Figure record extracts
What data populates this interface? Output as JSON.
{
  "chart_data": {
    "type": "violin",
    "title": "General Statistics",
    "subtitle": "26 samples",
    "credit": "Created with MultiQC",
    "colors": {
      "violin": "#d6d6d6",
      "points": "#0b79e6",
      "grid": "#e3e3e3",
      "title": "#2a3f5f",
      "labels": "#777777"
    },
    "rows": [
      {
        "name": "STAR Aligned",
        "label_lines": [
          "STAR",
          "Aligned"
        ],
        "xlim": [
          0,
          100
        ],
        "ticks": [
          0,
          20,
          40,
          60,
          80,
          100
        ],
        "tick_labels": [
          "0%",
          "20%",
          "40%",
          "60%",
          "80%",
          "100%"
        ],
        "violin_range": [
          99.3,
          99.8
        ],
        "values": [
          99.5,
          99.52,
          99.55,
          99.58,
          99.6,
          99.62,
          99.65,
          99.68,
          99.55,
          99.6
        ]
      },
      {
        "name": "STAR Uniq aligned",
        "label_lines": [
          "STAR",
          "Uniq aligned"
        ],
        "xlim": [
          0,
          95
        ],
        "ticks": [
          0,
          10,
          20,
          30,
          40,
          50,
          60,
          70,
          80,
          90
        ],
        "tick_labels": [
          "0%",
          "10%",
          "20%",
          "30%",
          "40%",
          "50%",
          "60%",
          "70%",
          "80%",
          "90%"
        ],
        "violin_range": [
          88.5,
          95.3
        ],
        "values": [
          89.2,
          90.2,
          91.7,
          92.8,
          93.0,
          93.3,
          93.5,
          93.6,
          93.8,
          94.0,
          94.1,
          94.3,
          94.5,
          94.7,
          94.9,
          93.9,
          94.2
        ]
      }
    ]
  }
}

- **Your objective**
Scan the records for the string "Uniq". Copy each line in which it appears.

- **Complete answer**
        "name": "STAR Uniq aligned",
          "Uniq aligned"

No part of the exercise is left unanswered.